* [STATED TASK]:
Only the lines from the line with "Parse this screenshot: output" through the line with "Convert this screenshot" should be copied, exactly as they appear, with both ends kept.

* [Figure content listings]:
"""
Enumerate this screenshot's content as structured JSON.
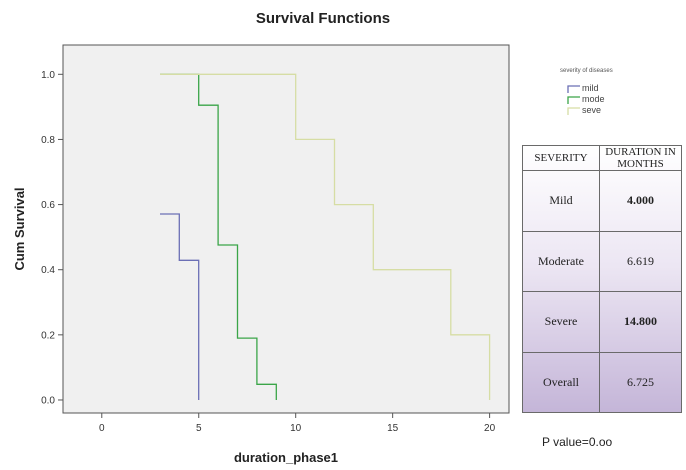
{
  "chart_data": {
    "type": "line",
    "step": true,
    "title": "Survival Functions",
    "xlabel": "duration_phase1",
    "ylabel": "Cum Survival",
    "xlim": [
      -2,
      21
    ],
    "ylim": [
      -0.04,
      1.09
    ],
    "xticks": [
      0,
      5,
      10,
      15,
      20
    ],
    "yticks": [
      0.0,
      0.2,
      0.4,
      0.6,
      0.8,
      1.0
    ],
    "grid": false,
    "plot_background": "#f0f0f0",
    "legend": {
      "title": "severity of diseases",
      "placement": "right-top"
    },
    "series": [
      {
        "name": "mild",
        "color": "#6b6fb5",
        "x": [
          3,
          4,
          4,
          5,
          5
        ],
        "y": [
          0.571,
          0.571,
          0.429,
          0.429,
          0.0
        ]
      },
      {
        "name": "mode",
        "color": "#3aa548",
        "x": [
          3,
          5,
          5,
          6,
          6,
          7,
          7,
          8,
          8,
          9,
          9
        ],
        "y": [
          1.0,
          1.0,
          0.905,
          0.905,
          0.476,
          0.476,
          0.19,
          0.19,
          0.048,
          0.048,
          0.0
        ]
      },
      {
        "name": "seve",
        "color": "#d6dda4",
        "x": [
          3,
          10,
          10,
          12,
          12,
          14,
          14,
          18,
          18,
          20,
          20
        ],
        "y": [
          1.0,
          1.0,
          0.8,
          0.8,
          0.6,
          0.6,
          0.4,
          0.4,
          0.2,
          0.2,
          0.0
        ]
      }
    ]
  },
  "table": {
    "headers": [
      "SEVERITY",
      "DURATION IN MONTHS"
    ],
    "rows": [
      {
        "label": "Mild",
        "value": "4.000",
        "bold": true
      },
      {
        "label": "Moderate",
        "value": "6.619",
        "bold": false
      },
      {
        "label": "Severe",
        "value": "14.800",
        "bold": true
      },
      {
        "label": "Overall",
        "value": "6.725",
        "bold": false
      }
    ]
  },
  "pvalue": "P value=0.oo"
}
"""
"""
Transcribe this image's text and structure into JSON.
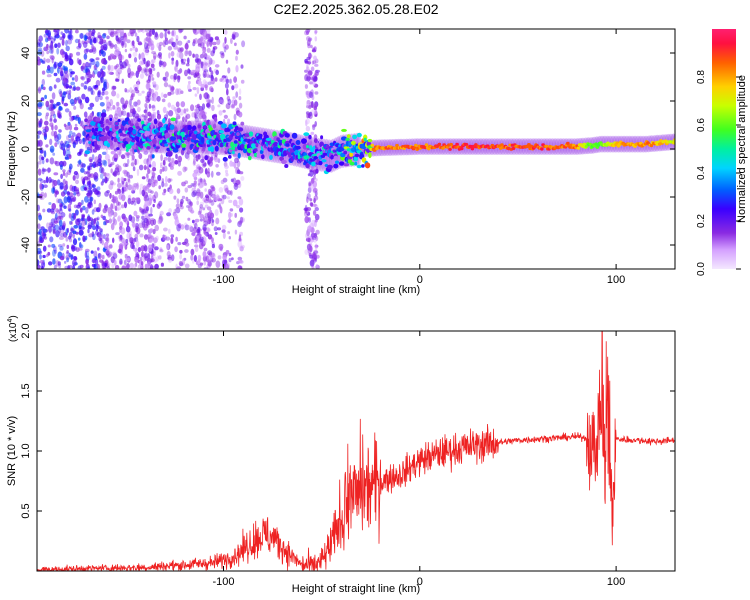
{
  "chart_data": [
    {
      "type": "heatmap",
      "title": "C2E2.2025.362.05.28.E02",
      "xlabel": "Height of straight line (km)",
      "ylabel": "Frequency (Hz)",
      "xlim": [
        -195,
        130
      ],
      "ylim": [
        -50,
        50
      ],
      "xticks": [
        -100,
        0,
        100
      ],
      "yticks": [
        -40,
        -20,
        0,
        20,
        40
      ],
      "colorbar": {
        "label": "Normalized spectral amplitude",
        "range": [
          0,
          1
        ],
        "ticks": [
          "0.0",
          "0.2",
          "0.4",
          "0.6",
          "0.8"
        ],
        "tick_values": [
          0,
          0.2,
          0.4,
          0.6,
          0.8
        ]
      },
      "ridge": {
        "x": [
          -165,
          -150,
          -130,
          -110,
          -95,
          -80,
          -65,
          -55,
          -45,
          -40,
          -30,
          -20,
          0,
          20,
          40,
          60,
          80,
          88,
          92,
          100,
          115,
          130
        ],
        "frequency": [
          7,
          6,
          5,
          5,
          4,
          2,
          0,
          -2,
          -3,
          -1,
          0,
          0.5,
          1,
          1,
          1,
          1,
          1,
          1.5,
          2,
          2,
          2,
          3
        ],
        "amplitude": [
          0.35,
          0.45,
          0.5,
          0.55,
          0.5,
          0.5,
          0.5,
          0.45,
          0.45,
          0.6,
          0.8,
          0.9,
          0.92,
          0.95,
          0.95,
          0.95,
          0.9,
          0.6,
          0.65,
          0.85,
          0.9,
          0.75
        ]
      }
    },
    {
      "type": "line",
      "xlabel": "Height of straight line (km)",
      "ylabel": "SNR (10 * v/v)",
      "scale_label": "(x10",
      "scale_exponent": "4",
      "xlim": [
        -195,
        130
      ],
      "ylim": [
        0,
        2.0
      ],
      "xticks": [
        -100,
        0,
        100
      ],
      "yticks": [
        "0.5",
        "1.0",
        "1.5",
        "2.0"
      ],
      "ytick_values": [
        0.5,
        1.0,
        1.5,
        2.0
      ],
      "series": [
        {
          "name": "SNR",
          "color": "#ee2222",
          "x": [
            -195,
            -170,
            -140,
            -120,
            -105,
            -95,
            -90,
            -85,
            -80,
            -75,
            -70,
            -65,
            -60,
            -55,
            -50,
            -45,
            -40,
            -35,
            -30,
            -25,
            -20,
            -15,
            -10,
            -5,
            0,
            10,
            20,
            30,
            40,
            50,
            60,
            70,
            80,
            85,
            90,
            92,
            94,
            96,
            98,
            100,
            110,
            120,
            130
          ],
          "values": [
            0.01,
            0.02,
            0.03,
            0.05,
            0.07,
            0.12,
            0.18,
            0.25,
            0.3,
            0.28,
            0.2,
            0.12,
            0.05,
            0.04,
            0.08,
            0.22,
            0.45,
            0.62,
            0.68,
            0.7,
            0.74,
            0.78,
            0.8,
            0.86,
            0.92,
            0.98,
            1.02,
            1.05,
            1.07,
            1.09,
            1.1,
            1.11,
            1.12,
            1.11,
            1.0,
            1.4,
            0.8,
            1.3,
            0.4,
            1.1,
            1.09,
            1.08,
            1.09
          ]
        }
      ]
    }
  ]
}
"""
"""
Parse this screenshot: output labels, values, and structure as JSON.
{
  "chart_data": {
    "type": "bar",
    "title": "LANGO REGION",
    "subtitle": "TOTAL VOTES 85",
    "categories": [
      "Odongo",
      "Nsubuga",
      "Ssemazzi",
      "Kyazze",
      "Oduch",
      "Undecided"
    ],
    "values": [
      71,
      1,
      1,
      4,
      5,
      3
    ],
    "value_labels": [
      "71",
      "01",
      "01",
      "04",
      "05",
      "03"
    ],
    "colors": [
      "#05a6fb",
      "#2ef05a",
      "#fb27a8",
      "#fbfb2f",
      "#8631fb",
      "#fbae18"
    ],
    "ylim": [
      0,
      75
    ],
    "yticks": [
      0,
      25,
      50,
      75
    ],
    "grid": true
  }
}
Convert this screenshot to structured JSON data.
"""
* [SOLVED EXERCISE]:
Parse this screenshot: output labels, values, and structure as JSON.
{
  "chart_data": {
    "type": "bar",
    "title": "LANGO REGION",
    "subtitle": "TOTAL VOTES 85",
    "categories": [
      "Odongo",
      "Nsubuga",
      "Ssemazzi",
      "Kyazze",
      "Oduch",
      "Undecided"
    ],
    "values": [
      71,
      1,
      1,
      4,
      5,
      3
    ],
    "value_labels": [
      "71",
      "01",
      "01",
      "04",
      "05",
      "03"
    ],
    "colors": [
      "#05a6fb",
      "#2ef05a",
      "#fb27a8",
      "#fbfb2f",
      "#8631fb",
      "#fbae18"
    ],
    "ylim": [
      0,
      75
    ],
    "yticks": [
      0,
      25,
      50,
      75
    ],
    "grid": true
  }
}
Convert this screenshot to structured JSON data.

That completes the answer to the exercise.